- Records to use -
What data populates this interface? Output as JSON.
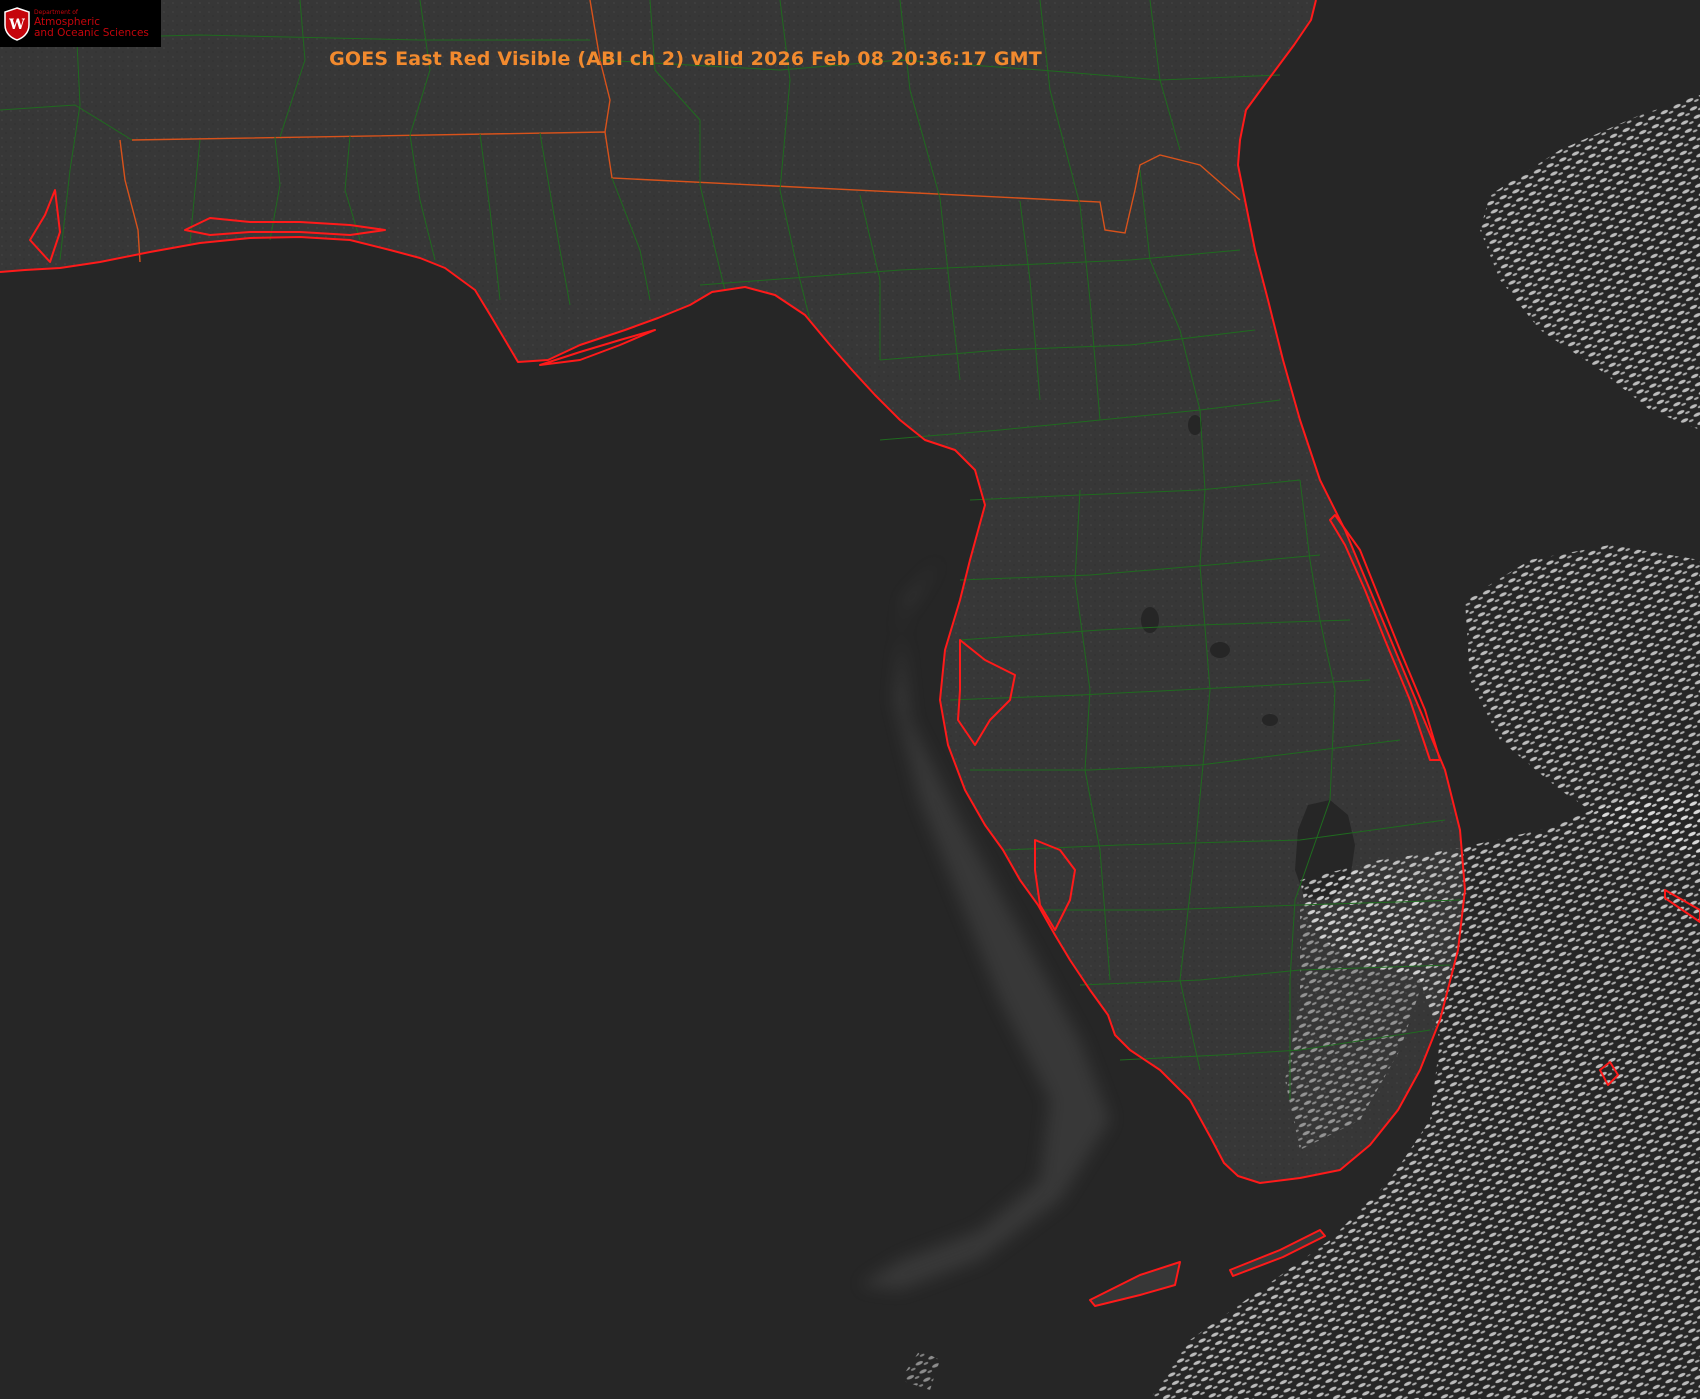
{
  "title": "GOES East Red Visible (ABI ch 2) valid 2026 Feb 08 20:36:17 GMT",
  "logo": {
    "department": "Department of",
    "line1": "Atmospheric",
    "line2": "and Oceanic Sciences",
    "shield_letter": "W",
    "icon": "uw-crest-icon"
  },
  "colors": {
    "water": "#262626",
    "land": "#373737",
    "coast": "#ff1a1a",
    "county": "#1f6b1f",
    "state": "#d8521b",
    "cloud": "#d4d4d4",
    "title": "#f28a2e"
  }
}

- Given request -
Copy out all of the material exactly as written, without its pictures.

- Right answer -
What data populates this interface? Output as JSON.
{
  "title": "GOES East Red Visible (ABI ch 2) valid 2026 Feb 08 20:36:17 GMT",
  "logo": {
    "department": "Department of",
    "line1": "Atmospheric",
    "line2": "and Oceanic Sciences",
    "shield_letter": "W",
    "icon": "uw-crest-icon"
  },
  "colors": {
    "water": "#262626",
    "land": "#373737",
    "coast": "#ff1a1a",
    "county": "#1f6b1f",
    "state": "#d8521b",
    "cloud": "#d4d4d4",
    "title": "#f28a2e"
  }
}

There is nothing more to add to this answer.